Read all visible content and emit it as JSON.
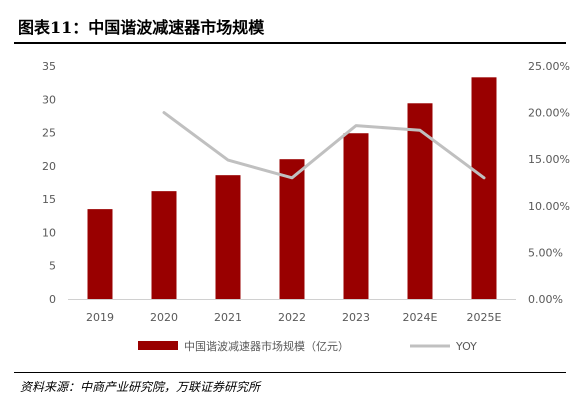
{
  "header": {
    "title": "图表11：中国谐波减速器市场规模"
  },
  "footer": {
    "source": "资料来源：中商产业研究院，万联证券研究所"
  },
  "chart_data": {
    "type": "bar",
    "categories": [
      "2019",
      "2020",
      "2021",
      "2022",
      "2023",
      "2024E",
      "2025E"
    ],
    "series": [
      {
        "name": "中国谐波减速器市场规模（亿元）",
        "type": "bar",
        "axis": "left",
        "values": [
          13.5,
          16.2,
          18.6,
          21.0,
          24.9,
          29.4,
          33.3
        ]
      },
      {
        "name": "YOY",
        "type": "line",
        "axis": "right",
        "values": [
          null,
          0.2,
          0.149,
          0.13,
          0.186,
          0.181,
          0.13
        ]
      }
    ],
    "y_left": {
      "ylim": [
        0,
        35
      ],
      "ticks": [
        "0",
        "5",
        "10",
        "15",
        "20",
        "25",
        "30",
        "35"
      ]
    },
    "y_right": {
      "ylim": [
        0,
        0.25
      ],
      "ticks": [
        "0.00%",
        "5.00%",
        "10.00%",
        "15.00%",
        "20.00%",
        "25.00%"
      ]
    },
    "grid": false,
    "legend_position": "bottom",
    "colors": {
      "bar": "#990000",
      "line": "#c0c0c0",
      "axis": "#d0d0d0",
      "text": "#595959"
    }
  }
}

★ ★ ★ ★ ★ ★ ★

(Given problem):
Say how many lines in the listing above include "中国谐波减速器市场规模". Give nothing but the number.

(Solution for this problem):
2